** BEGIN Recorded data **
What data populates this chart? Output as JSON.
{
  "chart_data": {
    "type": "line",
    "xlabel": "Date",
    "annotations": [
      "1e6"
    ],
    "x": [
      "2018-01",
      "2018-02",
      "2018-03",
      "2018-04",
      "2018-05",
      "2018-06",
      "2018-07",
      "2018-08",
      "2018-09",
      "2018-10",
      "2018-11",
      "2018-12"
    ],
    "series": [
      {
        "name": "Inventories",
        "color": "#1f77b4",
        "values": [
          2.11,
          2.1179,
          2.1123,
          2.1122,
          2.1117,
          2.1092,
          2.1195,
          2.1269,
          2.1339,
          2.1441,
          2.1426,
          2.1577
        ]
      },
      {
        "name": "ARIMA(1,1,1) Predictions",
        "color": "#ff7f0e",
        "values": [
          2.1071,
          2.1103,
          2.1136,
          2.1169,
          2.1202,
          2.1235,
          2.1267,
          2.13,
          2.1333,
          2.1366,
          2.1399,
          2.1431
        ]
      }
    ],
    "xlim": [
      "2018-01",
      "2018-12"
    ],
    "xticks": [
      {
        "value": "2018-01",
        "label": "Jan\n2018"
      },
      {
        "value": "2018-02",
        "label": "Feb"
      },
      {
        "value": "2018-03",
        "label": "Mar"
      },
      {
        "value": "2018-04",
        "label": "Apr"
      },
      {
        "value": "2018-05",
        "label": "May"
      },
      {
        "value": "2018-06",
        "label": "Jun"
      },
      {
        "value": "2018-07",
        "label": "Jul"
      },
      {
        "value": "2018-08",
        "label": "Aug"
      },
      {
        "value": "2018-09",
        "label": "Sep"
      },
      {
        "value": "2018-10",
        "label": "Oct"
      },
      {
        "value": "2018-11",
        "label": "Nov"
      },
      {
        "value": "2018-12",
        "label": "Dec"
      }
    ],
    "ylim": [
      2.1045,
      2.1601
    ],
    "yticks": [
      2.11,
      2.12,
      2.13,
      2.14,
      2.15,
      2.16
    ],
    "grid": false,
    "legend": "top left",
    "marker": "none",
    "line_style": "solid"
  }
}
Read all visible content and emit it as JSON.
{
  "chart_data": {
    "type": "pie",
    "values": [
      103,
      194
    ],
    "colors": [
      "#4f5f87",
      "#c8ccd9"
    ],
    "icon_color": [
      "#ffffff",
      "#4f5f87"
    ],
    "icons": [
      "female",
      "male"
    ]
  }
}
** END Recorded data **
▶ [Task brief] Find all lines where the word "JSON" appears. Copy them.

▶ [Answer to the exercise]
What data populates this chart? Output as JSON.
Read all visible content and emit it as JSON.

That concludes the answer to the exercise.